- _EXTRACTED MATERIAL_:
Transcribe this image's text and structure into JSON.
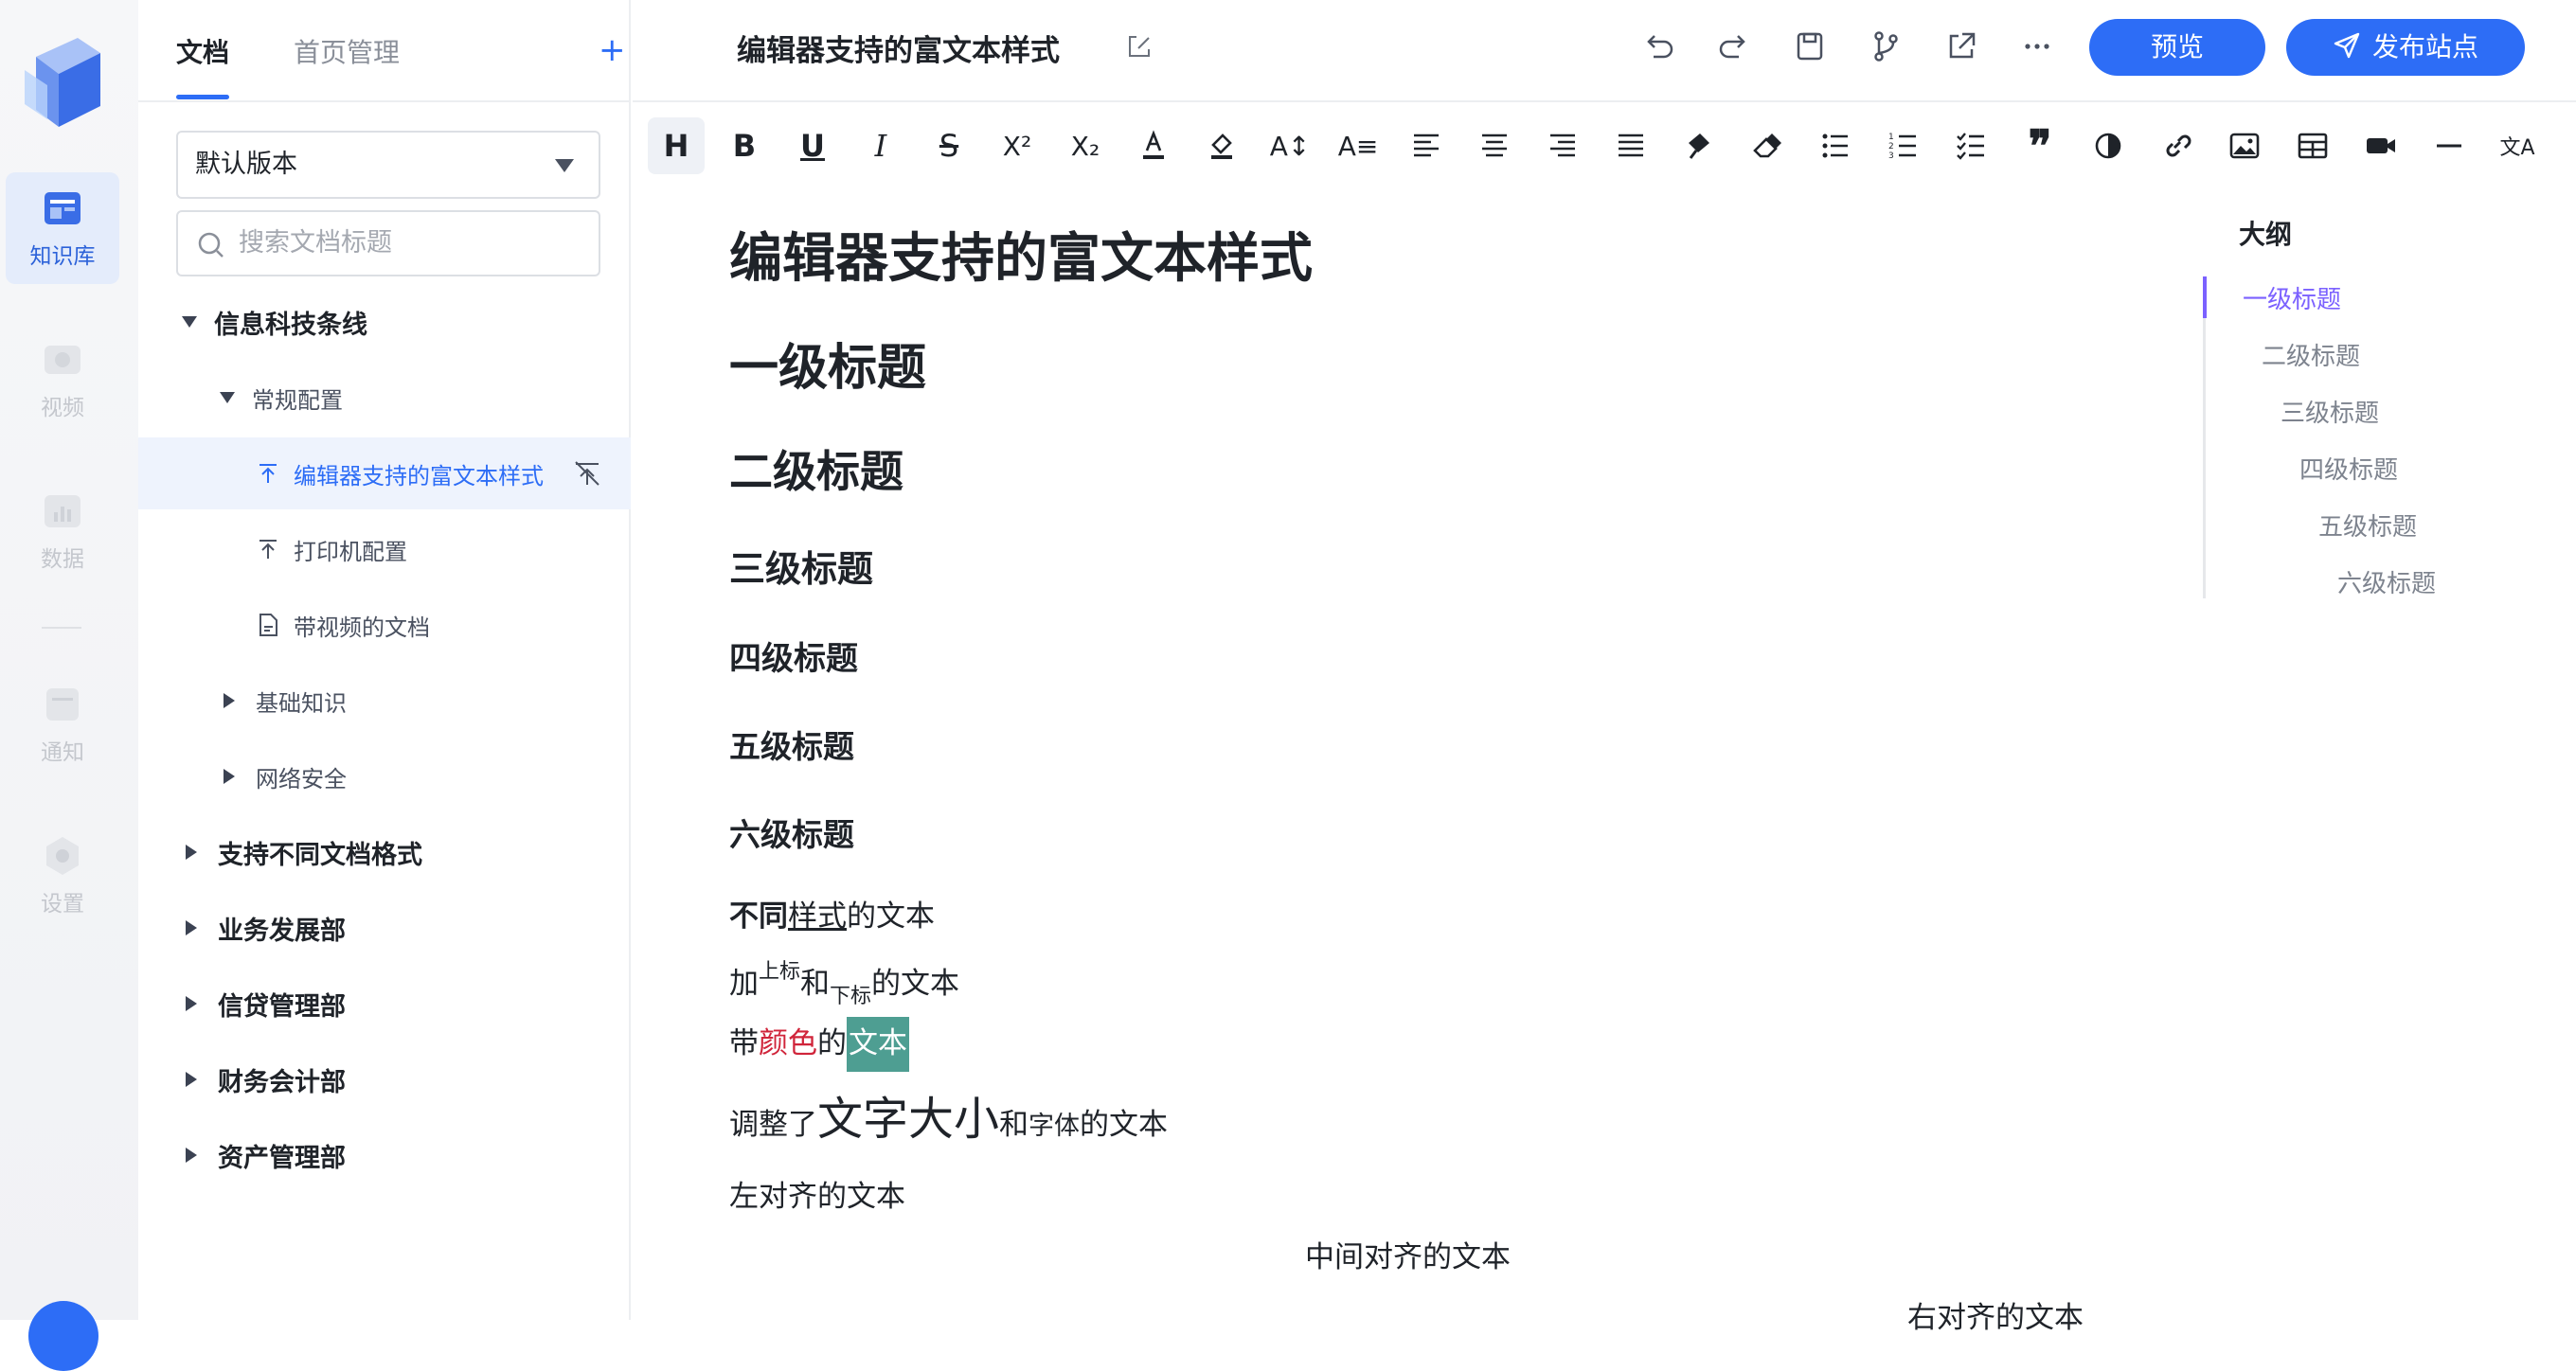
{
  "rail": {
    "items": [
      {
        "label": "知识库",
        "icon": "book-icon",
        "active": true
      },
      {
        "label": "视频",
        "icon": "video-icon",
        "active": false
      },
      {
        "label": "数据",
        "icon": "chart-icon",
        "active": false
      },
      {
        "label": "通知",
        "icon": "bell-icon",
        "active": false
      },
      {
        "label": "设置",
        "icon": "gear-icon",
        "active": false
      }
    ]
  },
  "tree": {
    "tabs": [
      "文档",
      "首页管理"
    ],
    "add_label": "+",
    "version": "默认版本",
    "search_placeholder": "搜索文档标题",
    "rows": [
      {
        "label": "信息科技条线",
        "level": 0,
        "expanded": true
      },
      {
        "label": "常规配置",
        "level": 1,
        "expanded": true
      },
      {
        "label": "编辑器支持的富文本样式",
        "level": 2,
        "icon": "pin-top-icon",
        "selected": true
      },
      {
        "label": "打印机配置",
        "level": 2,
        "icon": "pin-top-icon"
      },
      {
        "label": "带视频的文档",
        "level": 2,
        "icon": "document-icon"
      },
      {
        "label": "基础知识",
        "level": 1,
        "expanded": false
      },
      {
        "label": "网络安全",
        "level": 1,
        "expanded": false
      },
      {
        "label": "支持不同文档格式",
        "level": 0,
        "expanded": false
      },
      {
        "label": "业务发展部",
        "level": 0,
        "expanded": false
      },
      {
        "label": "信贷管理部",
        "level": 0,
        "expanded": false
      },
      {
        "label": "财务会计部",
        "level": 0,
        "expanded": false
      },
      {
        "label": "资产管理部",
        "level": 0,
        "expanded": false
      }
    ]
  },
  "header": {
    "title": "编辑器支持的富文本样式",
    "preview_label": "预览",
    "publish_label": "发布站点",
    "accent": "#2d6df6"
  },
  "toolbar": {
    "items": [
      "heading-icon",
      "bold-icon",
      "underline-icon",
      "italic-icon",
      "strikethrough-icon",
      "superscript-icon",
      "subscript-icon",
      "font-color-icon",
      "highlight-icon",
      "font-size-icon",
      "font-family-icon",
      "align-left-icon",
      "align-center-icon",
      "align-right-icon",
      "align-justify-icon",
      "format-painter-icon",
      "eraser-icon",
      "bullet-list-icon",
      "ordered-list-icon",
      "task-list-icon",
      "quote-icon",
      "contrast-icon",
      "link-icon",
      "image-icon",
      "table-icon",
      "video-icon",
      "divider-icon",
      "translate-icon"
    ]
  },
  "content": {
    "doc_title": "编辑器支持的富文本样式",
    "headings": [
      "一级标题",
      "二级标题",
      "三级标题",
      "四级标题",
      "五级标题",
      "六级标题"
    ],
    "line_style": {
      "a": "不同",
      "b": "样式",
      "c": "的",
      "d": "文本"
    },
    "line_supsub": {
      "a": "加",
      "sup": "上标",
      "b": "和",
      "sub": "下标",
      "c": "的文本"
    },
    "line_color": {
      "a": "带",
      "red": "颜色",
      "b": "的",
      "hl": "文本",
      "red_color": "#d0243a",
      "hl_color": "#4e9e92"
    },
    "line_size": {
      "a": "调整了",
      "big": "文字大小",
      "b": "和",
      "font": "字体",
      "c": "的文本"
    },
    "align_left": "左对齐的文本",
    "align_center": "中间对齐的文本",
    "align_right": "右对齐的文本"
  },
  "outline": {
    "title": "大纲",
    "items": [
      "一级标题",
      "二级标题",
      "三级标题",
      "四级标题",
      "五级标题",
      "六级标题"
    ],
    "active_color": "#7b61ff"
  }
}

- _WHAT YOU NEED TO DO_:
Transcribe the records above exactly, leaving out every picture.

- _EXPECTED ANSWER_:
Transcribe this image's text and structure into JSON.
{
  "rail": {
    "items": [
      {
        "label": "知识库",
        "icon": "book-icon",
        "active": true
      },
      {
        "label": "视频",
        "icon": "video-icon",
        "active": false
      },
      {
        "label": "数据",
        "icon": "chart-icon",
        "active": false
      },
      {
        "label": "通知",
        "icon": "bell-icon",
        "active": false
      },
      {
        "label": "设置",
        "icon": "gear-icon",
        "active": false
      }
    ]
  },
  "tree": {
    "tabs": [
      "文档",
      "首页管理"
    ],
    "add_label": "+",
    "version": "默认版本",
    "search_placeholder": "搜索文档标题",
    "rows": [
      {
        "label": "信息科技条线",
        "level": 0,
        "expanded": true
      },
      {
        "label": "常规配置",
        "level": 1,
        "expanded": true
      },
      {
        "label": "编辑器支持的富文本样式",
        "level": 2,
        "icon": "pin-top-icon",
        "selected": true
      },
      {
        "label": "打印机配置",
        "level": 2,
        "icon": "pin-top-icon"
      },
      {
        "label": "带视频的文档",
        "level": 2,
        "icon": "document-icon"
      },
      {
        "label": "基础知识",
        "level": 1,
        "expanded": false
      },
      {
        "label": "网络安全",
        "level": 1,
        "expanded": false
      },
      {
        "label": "支持不同文档格式",
        "level": 0,
        "expanded": false
      },
      {
        "label": "业务发展部",
        "level": 0,
        "expanded": false
      },
      {
        "label": "信贷管理部",
        "level": 0,
        "expanded": false
      },
      {
        "label": "财务会计部",
        "level": 0,
        "expanded": false
      },
      {
        "label": "资产管理部",
        "level": 0,
        "expanded": false
      }
    ]
  },
  "header": {
    "title": "编辑器支持的富文本样式",
    "preview_label": "预览",
    "publish_label": "发布站点",
    "accent": "#2d6df6"
  },
  "toolbar": {
    "items": [
      "heading-icon",
      "bold-icon",
      "underline-icon",
      "italic-icon",
      "strikethrough-icon",
      "superscript-icon",
      "subscript-icon",
      "font-color-icon",
      "highlight-icon",
      "font-size-icon",
      "font-family-icon",
      "align-left-icon",
      "align-center-icon",
      "align-right-icon",
      "align-justify-icon",
      "format-painter-icon",
      "eraser-icon",
      "bullet-list-icon",
      "ordered-list-icon",
      "task-list-icon",
      "quote-icon",
      "contrast-icon",
      "link-icon",
      "image-icon",
      "table-icon",
      "video-icon",
      "divider-icon",
      "translate-icon"
    ]
  },
  "content": {
    "doc_title": "编辑器支持的富文本样式",
    "headings": [
      "一级标题",
      "二级标题",
      "三级标题",
      "四级标题",
      "五级标题",
      "六级标题"
    ],
    "line_style": {
      "a": "不同",
      "b": "样式",
      "c": "的",
      "d": "文本"
    },
    "line_supsub": {
      "a": "加",
      "sup": "上标",
      "b": "和",
      "sub": "下标",
      "c": "的文本"
    },
    "line_color": {
      "a": "带",
      "red": "颜色",
      "b": "的",
      "hl": "文本",
      "red_color": "#d0243a",
      "hl_color": "#4e9e92"
    },
    "line_size": {
      "a": "调整了",
      "big": "文字大小",
      "b": "和",
      "font": "字体",
      "c": "的文本"
    },
    "align_left": "左对齐的文本",
    "align_center": "中间对齐的文本",
    "align_right": "右对齐的文本"
  },
  "outline": {
    "title": "大纲",
    "items": [
      "一级标题",
      "二级标题",
      "三级标题",
      "四级标题",
      "五级标题",
      "六级标题"
    ],
    "active_color": "#7b61ff"
  }
}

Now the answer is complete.